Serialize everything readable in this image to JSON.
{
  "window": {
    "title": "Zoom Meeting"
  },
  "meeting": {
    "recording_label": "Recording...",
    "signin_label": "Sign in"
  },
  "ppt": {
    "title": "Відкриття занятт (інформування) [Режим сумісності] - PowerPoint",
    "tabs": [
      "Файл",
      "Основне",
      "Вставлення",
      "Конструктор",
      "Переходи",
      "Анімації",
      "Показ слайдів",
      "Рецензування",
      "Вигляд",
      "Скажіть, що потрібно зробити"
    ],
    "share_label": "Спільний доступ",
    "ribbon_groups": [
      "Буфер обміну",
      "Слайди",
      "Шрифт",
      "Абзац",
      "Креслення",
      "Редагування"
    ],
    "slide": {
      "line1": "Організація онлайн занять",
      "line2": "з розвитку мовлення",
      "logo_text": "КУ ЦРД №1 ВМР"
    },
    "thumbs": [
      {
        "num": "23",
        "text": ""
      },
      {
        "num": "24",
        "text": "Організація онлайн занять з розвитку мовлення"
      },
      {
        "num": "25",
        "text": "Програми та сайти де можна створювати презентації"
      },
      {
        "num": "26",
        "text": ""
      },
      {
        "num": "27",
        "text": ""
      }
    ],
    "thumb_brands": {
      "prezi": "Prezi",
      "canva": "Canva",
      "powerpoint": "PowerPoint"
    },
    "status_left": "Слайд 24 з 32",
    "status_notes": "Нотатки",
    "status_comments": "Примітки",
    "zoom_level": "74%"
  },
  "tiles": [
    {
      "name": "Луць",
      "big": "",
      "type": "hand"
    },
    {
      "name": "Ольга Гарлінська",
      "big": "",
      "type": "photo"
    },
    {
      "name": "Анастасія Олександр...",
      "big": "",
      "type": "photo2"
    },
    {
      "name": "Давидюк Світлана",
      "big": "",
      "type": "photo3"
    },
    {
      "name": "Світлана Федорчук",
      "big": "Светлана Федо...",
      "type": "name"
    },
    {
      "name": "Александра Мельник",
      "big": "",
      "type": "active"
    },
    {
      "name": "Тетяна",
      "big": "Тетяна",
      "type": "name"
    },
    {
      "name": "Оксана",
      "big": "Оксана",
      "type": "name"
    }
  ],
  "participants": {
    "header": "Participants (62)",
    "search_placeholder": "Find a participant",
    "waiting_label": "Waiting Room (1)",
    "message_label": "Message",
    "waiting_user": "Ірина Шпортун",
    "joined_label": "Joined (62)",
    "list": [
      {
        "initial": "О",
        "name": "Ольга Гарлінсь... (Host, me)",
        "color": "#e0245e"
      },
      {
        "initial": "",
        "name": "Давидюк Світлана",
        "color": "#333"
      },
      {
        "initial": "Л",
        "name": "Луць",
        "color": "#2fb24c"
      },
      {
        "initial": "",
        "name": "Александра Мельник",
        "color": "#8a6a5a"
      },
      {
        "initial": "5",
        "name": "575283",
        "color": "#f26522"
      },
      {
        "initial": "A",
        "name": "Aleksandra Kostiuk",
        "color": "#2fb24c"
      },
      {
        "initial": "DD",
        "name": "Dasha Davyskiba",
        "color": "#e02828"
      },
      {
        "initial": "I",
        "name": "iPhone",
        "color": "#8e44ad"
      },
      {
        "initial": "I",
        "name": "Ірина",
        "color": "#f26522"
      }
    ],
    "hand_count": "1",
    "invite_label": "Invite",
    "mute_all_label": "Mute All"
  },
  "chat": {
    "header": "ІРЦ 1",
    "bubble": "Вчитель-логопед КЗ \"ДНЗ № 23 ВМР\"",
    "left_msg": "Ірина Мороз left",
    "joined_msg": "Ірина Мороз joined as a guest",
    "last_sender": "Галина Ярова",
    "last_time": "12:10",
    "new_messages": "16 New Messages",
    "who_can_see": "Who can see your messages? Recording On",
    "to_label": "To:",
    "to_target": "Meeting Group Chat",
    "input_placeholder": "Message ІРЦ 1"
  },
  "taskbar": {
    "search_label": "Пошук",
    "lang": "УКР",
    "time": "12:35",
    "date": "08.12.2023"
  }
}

--

REQUEST: Extract, word for word, each line of the listing above.

WRITTEN SOLUTION:
Serialize everything readable in this image to JSON.
{
  "window": {
    "title": "Zoom Meeting"
  },
  "meeting": {
    "recording_label": "Recording...",
    "signin_label": "Sign in"
  },
  "ppt": {
    "title": "Відкриття занятт (інформування) [Режим сумісності] - PowerPoint",
    "tabs": [
      "Файл",
      "Основне",
      "Вставлення",
      "Конструктор",
      "Переходи",
      "Анімації",
      "Показ слайдів",
      "Рецензування",
      "Вигляд",
      "Скажіть, що потрібно зробити"
    ],
    "share_label": "Спільний доступ",
    "ribbon_groups": [
      "Буфер обміну",
      "Слайди",
      "Шрифт",
      "Абзац",
      "Креслення",
      "Редагування"
    ],
    "slide": {
      "line1": "Організація онлайн занять",
      "line2": "з розвитку мовлення",
      "logo_text": "КУ ЦРД №1 ВМР"
    },
    "thumbs": [
      {
        "num": "23",
        "text": ""
      },
      {
        "num": "24",
        "text": "Організація онлайн занять з розвитку мовлення"
      },
      {
        "num": "25",
        "text": "Програми та сайти де можна створювати презентації"
      },
      {
        "num": "26",
        "text": ""
      },
      {
        "num": "27",
        "text": ""
      }
    ],
    "thumb_brands": {
      "prezi": "Prezi",
      "canva": "Canva",
      "powerpoint": "PowerPoint"
    },
    "status_left": "Слайд 24 з 32",
    "status_notes": "Нотатки",
    "status_comments": "Примітки",
    "zoom_level": "74%"
  },
  "tiles": [
    {
      "name": "Луць",
      "big": "",
      "type": "hand"
    },
    {
      "name": "Ольга Гарлінська",
      "big": "",
      "type": "photo"
    },
    {
      "name": "Анастасія Олександр...",
      "big": "",
      "type": "photo2"
    },
    {
      "name": "Давидюк Світлана",
      "big": "",
      "type": "photo3"
    },
    {
      "name": "Світлана Федорчук",
      "big": "Светлана Федо...",
      "type": "name"
    },
    {
      "name": "Александра Мельник",
      "big": "",
      "type": "active"
    },
    {
      "name": "Тетяна",
      "big": "Тетяна",
      "type": "name"
    },
    {
      "name": "Оксана",
      "big": "Оксана",
      "type": "name"
    }
  ],
  "participants": {
    "header": "Participants (62)",
    "search_placeholder": "Find a participant",
    "waiting_label": "Waiting Room (1)",
    "message_label": "Message",
    "waiting_user": "Ірина Шпортун",
    "joined_label": "Joined (62)",
    "list": [
      {
        "initial": "О",
        "name": "Ольга Гарлінсь... (Host, me)",
        "color": "#e0245e"
      },
      {
        "initial": "",
        "name": "Давидюк Світлана",
        "color": "#333"
      },
      {
        "initial": "Л",
        "name": "Луць",
        "color": "#2fb24c"
      },
      {
        "initial": "",
        "name": "Александра Мельник",
        "color": "#8a6a5a"
      },
      {
        "initial": "5",
        "name": "575283",
        "color": "#f26522"
      },
      {
        "initial": "A",
        "name": "Aleksandra Kostiuk",
        "color": "#2fb24c"
      },
      {
        "initial": "DD",
        "name": "Dasha Davyskiba",
        "color": "#e02828"
      },
      {
        "initial": "I",
        "name": "iPhone",
        "color": "#8e44ad"
      },
      {
        "initial": "I",
        "name": "Ірина",
        "color": "#f26522"
      }
    ],
    "hand_count": "1",
    "invite_label": "Invite",
    "mute_all_label": "Mute All"
  },
  "chat": {
    "header": "ІРЦ 1",
    "bubble": "Вчитель-логопед КЗ \"ДНЗ № 23 ВМР\"",
    "left_msg": "Ірина Мороз left",
    "joined_msg": "Ірина Мороз joined as a guest",
    "last_sender": "Галина Ярова",
    "last_time": "12:10",
    "new_messages": "16 New Messages",
    "who_can_see": "Who can see your messages? Recording On",
    "to_label": "To:",
    "to_target": "Meeting Group Chat",
    "input_placeholder": "Message ІРЦ 1"
  },
  "taskbar": {
    "search_label": "Пошук",
    "lang": "УКР",
    "time": "12:35",
    "date": "08.12.2023"
  }
}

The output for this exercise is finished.